Problem requirements.
Wherever the word "verdad" shows up in a line, please copy that line.

START Stored data

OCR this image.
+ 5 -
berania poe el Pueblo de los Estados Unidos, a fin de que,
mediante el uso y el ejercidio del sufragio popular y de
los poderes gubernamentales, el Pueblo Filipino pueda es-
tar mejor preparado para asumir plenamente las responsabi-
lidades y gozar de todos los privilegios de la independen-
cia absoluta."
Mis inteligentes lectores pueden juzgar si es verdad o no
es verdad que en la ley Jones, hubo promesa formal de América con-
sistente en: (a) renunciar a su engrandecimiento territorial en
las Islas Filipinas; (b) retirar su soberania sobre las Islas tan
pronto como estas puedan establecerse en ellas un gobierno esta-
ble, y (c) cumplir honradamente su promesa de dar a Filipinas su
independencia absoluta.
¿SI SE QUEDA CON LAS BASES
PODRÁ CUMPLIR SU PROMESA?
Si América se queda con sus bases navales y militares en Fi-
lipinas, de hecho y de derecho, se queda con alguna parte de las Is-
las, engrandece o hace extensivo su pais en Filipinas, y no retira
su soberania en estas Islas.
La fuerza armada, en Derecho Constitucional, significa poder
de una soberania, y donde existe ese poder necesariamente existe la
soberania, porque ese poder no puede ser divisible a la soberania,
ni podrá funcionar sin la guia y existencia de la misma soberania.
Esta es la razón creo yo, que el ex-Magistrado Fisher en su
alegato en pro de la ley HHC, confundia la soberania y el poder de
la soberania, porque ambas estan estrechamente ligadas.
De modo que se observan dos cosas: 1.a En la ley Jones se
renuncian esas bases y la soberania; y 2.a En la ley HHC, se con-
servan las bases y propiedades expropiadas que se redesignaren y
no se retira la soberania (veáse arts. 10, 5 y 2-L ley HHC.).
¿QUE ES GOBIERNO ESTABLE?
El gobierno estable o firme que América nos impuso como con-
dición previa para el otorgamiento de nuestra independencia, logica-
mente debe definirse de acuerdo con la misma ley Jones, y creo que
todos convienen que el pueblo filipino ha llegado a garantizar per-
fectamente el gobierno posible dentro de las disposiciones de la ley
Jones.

END Stored data

Exercise answer.
Mis inteligentes lectores pueden juzgar si es verdad o no
es verdad que en la ley Jones, hubo promesa formal de América con-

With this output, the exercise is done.